[PROBLEM DETAILS] Output every line below without omitting or altering anything.

--- Begin ROWS ---

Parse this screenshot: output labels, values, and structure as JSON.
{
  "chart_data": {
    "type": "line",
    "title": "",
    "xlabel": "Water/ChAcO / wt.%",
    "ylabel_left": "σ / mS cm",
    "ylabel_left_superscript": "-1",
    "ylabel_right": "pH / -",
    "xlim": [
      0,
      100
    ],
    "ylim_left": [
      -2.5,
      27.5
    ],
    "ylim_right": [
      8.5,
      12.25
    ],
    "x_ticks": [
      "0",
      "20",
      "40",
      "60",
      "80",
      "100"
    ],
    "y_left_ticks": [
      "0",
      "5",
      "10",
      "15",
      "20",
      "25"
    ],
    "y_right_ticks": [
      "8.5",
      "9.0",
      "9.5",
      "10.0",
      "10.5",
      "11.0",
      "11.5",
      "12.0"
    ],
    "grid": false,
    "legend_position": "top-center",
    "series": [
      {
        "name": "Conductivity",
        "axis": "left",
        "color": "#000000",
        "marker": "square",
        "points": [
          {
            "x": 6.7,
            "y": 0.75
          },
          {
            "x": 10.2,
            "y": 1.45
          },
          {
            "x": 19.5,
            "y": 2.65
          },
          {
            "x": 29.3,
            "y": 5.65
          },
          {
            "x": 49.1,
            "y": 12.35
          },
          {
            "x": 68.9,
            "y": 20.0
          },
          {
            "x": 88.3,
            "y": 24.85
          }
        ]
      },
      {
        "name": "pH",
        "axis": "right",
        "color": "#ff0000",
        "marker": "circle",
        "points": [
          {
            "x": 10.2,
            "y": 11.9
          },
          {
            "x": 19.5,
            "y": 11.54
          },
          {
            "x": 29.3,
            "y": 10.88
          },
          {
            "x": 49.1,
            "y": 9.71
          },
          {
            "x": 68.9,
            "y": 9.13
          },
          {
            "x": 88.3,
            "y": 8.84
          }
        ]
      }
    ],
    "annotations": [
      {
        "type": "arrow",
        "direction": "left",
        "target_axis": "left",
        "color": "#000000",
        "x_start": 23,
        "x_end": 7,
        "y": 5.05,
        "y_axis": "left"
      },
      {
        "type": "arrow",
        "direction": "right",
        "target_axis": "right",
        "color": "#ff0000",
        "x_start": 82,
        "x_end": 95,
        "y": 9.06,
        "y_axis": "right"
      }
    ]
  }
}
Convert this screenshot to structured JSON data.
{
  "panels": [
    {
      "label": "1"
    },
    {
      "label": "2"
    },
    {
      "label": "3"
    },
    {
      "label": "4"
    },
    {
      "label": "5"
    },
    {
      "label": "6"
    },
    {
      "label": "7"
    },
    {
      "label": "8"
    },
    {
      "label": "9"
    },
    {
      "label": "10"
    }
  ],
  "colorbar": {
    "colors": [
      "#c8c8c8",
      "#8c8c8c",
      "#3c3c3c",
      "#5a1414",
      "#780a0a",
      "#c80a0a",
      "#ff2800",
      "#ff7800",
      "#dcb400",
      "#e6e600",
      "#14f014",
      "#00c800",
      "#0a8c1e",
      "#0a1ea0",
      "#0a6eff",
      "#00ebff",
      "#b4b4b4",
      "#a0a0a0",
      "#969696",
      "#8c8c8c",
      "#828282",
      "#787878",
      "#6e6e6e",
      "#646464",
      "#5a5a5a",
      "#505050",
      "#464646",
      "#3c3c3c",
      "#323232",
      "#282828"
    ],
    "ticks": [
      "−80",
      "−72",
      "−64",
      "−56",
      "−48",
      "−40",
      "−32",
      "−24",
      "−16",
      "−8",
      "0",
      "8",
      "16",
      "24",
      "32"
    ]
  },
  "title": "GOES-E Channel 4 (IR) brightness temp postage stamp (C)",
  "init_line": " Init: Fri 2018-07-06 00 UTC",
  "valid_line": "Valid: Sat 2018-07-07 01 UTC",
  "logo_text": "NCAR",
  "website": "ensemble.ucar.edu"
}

--- End ROWS ---

[ANSWER IN FULL]
Parse this screenshot: output labels, values, and structure as JSON.
{
  "chart_data": {
    "type": "line",
    "title": "",
    "xlabel": "Water/ChAcO / wt.%",
    "ylabel_left": "σ / mS cm",
    "ylabel_left_superscript": "-1",
    "ylabel_right": "pH / -",
    "xlim": [
      0,
      100
    ],
    "ylim_left": [
      -2.5,
      27.5
    ],
    "ylim_right": [
      8.5,
      12.25
    ],
    "x_ticks": [
      "0",
      "20",
      "40",
      "60",
      "80",
      "100"
    ],
    "y_left_ticks": [
      "0",
      "5",
      "10",
      "15",
      "20",
      "25"
    ],
    "y_right_ticks": [
      "8.5",
      "9.0",
      "9.5",
      "10.0",
      "10.5",
      "11.0",
      "11.5",
      "12.0"
    ],
    "grid": false,
    "legend_position": "top-center",
    "series": [
      {
        "name": "Conductivity",
        "axis": "left",
        "color": "#000000",
        "marker": "square",
        "points": [
          {
            "x": 6.7,
            "y": 0.75
          },
          {
            "x": 10.2,
            "y": 1.45
          },
          {
            "x": 19.5,
            "y": 2.65
          },
          {
            "x": 29.3,
            "y": 5.65
          },
          {
            "x": 49.1,
            "y": 12.35
          },
          {
            "x": 68.9,
            "y": 20.0
          },
          {
            "x": 88.3,
            "y": 24.85
          }
        ]
      },
      {
        "name": "pH",
        "axis": "right",
        "color": "#ff0000",
        "marker": "circle",
        "points": [
          {
            "x": 10.2,
            "y": 11.9
          },
          {
            "x": 19.5,
            "y": 11.54
          },
          {
            "x": 29.3,
            "y": 10.88
          },
          {
            "x": 49.1,
            "y": 9.71
          },
          {
            "x": 68.9,
            "y": 9.13
          },
          {
            "x": 88.3,
            "y": 8.84
          }
        ]
      }
    ],
    "annotations": [
      {
        "type": "arrow",
        "direction": "left",
        "target_axis": "left",
        "color": "#000000",
        "x_start": 23,
        "x_end": 7,
        "y": 5.05,
        "y_axis": "left"
      },
      {
        "type": "arrow",
        "direction": "right",
        "target_axis": "right",
        "color": "#ff0000",
        "x_start": 82,
        "x_end": 95,
        "y": 9.06,
        "y_axis": "right"
      }
    ]
  }
}
Convert this screenshot to structured JSON data.
{
  "panels": [
    {
      "label": "1"
    },
    {
      "label": "2"
    },
    {
      "label": "3"
    },
    {
      "label": "4"
    },
    {
      "label": "5"
    },
    {
      "label": "6"
    },
    {
      "label": "7"
    },
    {
      "label": "8"
    },
    {
      "label": "9"
    },
    {
      "label": "10"
    }
  ],
  "colorbar": {
    "colors": [
      "#c8c8c8",
      "#8c8c8c",
      "#3c3c3c",
      "#5a1414",
      "#780a0a",
      "#c80a0a",
      "#ff2800",
      "#ff7800",
      "#dcb400",
      "#e6e600",
      "#14f014",
      "#00c800",
      "#0a8c1e",
      "#0a1ea0",
      "#0a6eff",
      "#00ebff",
      "#b4b4b4",
      "#a0a0a0",
      "#969696",
      "#8c8c8c",
      "#828282",
      "#787878",
      "#6e6e6e",
      "#646464",
      "#5a5a5a",
      "#505050",
      "#464646",
      "#3c3c3c",
      "#323232",
      "#282828"
    ],
    "ticks": [
      "−80",
      "−72",
      "−64",
      "−56",
      "−48",
      "−40",
      "−32",
      "−24",
      "−16",
      "−8",
      "0",
      "8",
      "16",
      "24",
      "32"
    ]
  },
  "title": "GOES-E Channel 4 (IR) brightness temp postage stamp (C)",
  "init_line": " Init: Fri 2018-07-06 00 UTC",
  "valid_line": "Valid: Sat 2018-07-07 01 UTC",
  "logo_text": "NCAR",
  "website": "ensemble.ucar.edu"
}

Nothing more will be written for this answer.